Items from a dataset

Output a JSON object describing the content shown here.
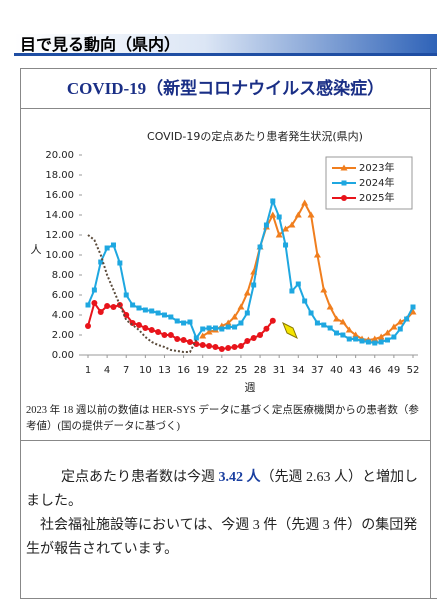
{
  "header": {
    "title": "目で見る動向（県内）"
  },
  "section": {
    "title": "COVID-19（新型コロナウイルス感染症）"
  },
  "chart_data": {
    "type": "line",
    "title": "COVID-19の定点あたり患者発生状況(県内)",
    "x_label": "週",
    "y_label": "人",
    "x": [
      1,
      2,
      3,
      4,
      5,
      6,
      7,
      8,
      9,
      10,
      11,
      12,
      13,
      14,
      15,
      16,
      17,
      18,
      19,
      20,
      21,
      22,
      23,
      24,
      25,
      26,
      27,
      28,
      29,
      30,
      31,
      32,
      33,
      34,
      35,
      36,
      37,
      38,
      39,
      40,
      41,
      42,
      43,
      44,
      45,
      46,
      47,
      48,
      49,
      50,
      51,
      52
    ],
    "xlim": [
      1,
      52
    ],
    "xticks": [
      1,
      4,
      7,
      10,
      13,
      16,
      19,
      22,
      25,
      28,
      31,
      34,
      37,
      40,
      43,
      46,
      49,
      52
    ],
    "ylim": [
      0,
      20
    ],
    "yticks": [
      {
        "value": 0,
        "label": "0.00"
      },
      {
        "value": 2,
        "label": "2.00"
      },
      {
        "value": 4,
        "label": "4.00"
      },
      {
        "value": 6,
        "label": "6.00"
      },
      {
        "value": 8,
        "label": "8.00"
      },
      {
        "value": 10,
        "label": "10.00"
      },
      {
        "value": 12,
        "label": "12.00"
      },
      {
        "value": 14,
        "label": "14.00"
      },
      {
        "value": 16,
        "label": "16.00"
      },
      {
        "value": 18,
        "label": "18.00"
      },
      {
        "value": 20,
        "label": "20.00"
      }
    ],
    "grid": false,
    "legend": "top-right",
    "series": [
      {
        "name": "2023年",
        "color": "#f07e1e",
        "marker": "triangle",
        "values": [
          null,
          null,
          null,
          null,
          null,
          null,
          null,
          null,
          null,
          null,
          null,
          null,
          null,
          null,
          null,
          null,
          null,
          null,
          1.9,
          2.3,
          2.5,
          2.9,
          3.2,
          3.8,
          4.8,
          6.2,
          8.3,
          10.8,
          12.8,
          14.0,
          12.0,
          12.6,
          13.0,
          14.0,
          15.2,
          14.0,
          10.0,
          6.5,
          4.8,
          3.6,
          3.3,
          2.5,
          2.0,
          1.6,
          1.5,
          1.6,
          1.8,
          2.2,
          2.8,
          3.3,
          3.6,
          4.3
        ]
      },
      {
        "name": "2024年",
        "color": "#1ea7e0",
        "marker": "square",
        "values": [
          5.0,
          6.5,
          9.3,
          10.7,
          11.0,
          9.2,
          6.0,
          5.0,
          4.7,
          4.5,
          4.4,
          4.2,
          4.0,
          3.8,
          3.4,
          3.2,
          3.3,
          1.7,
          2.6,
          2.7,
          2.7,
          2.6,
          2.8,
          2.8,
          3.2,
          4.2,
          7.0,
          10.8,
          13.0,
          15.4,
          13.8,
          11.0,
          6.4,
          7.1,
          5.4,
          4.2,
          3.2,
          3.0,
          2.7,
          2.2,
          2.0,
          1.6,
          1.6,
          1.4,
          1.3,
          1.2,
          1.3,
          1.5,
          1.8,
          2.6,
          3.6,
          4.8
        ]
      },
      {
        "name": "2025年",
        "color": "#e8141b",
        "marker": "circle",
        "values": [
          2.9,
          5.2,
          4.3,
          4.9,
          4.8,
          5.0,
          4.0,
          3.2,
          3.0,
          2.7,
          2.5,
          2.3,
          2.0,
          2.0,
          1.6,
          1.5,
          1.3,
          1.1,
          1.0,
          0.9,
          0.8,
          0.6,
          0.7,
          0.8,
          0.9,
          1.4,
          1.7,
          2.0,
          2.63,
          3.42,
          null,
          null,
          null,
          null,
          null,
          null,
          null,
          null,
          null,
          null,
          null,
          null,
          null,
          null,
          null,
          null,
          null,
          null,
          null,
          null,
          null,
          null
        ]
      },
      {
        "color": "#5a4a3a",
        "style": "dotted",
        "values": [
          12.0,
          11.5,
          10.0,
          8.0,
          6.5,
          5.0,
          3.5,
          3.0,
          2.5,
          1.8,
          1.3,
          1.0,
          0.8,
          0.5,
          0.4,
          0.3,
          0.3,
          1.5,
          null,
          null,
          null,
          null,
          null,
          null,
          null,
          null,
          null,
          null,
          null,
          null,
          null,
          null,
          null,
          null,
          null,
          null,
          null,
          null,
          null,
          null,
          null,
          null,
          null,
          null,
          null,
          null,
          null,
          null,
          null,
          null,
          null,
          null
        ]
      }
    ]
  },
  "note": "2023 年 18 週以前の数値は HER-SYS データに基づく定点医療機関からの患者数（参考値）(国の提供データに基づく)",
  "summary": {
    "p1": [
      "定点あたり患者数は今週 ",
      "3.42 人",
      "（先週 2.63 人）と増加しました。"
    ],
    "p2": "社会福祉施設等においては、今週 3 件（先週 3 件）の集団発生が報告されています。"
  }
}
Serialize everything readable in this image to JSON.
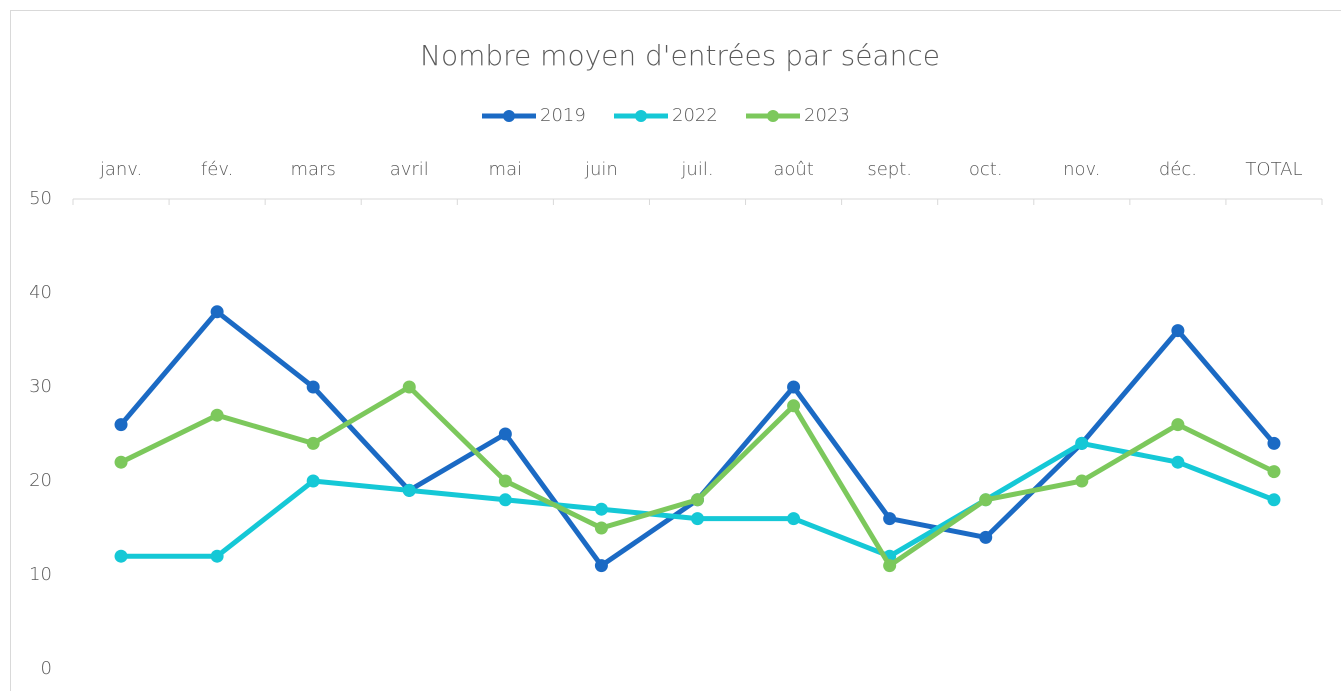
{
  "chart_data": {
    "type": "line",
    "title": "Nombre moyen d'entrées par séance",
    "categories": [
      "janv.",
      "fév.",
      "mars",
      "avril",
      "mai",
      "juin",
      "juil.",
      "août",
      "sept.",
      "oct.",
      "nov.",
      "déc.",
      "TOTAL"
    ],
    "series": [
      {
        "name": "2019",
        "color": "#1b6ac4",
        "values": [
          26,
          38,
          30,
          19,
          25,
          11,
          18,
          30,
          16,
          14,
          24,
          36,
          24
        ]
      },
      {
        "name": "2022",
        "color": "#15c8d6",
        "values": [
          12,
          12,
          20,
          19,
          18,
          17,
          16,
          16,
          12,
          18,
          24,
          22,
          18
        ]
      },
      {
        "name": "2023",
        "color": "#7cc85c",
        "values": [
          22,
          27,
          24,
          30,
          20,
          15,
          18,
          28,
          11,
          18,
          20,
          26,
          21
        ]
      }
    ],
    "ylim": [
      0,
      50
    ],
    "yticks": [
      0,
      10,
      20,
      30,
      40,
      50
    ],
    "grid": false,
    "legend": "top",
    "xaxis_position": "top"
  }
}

...

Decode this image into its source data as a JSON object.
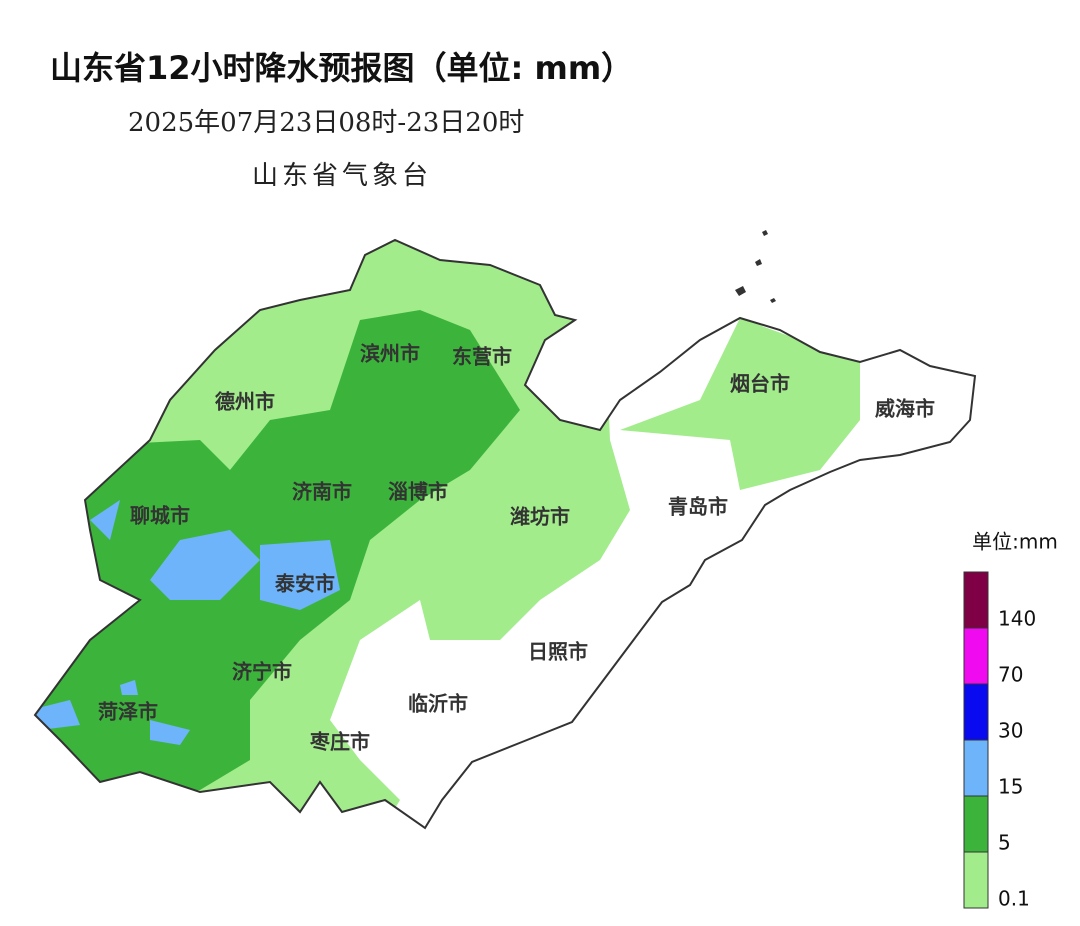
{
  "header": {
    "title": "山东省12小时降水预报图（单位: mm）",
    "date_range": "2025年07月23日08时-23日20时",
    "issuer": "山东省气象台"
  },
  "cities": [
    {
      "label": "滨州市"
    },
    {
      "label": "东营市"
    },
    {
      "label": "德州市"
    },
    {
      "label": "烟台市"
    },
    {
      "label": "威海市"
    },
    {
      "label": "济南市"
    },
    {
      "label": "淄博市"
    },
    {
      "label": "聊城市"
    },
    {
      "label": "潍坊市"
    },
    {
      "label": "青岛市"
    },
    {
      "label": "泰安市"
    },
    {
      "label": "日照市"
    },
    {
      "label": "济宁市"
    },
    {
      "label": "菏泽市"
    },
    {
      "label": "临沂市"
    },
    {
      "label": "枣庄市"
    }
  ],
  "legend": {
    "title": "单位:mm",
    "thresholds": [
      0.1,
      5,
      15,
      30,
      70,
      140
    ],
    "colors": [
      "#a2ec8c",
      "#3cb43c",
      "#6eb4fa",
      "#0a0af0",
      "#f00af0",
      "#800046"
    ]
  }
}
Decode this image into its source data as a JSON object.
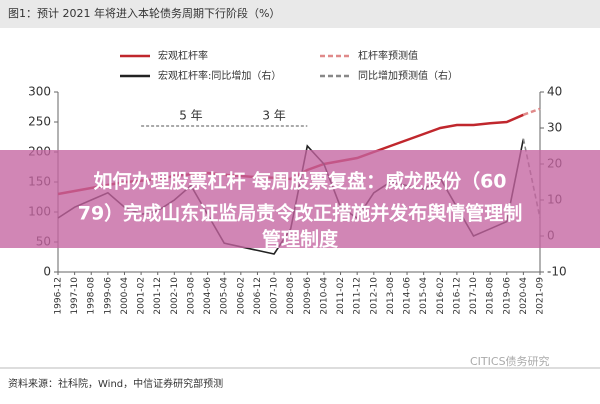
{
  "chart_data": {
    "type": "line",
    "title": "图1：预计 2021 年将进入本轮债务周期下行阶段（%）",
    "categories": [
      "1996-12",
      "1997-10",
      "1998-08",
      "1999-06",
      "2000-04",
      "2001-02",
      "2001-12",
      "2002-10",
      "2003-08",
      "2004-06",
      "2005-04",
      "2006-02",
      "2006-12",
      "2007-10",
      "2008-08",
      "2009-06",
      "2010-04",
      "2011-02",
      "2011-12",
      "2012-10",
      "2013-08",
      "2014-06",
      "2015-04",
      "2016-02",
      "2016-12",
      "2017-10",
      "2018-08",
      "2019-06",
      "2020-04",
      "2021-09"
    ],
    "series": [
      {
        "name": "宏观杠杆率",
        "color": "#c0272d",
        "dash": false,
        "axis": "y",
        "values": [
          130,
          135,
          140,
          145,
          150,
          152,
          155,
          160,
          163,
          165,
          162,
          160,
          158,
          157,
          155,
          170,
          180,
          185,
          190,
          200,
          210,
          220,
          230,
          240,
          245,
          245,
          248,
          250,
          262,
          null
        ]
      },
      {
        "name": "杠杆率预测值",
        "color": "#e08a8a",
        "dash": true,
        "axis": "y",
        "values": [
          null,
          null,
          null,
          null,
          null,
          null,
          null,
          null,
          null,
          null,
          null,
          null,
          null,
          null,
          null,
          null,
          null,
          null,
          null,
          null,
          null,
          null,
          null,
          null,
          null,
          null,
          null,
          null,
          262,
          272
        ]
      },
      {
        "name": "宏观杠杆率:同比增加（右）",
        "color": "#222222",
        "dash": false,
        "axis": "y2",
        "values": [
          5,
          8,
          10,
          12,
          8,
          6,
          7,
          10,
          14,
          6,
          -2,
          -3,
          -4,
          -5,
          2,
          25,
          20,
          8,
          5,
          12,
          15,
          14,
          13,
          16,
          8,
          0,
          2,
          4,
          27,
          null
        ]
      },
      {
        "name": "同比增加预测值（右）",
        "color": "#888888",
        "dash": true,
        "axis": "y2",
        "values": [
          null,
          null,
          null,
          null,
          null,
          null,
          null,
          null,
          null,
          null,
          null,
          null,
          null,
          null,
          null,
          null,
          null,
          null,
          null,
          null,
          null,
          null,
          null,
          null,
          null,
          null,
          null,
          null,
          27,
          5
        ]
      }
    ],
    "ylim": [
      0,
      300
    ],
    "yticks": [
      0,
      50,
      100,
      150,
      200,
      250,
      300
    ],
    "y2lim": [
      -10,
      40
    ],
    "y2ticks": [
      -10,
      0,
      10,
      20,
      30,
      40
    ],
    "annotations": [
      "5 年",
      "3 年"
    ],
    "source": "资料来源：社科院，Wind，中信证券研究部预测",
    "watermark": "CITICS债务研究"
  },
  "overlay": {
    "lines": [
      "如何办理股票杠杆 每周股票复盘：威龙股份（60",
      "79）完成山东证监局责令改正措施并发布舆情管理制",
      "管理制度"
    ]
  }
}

**DIRECTIONS:**
From the listing, copy each line containing the word "title".

**SOLUTION FOR THIS EXERCISE:**
    "title": "目で見る動向（県内）"
    "title": "COVID-19（新型コロナウイルス感染症）"
    "title": "COVID-19の定点あたり患者発生状況(県内)",
    "title": "Nombre moyen d'entrées par séance",
    "title": "山东省12小时降水预报图（单位: mm）",
    "title": "单位:mm",
    "title": "图1：预计 2021 年将进入本轮债务周期下行阶段（%）",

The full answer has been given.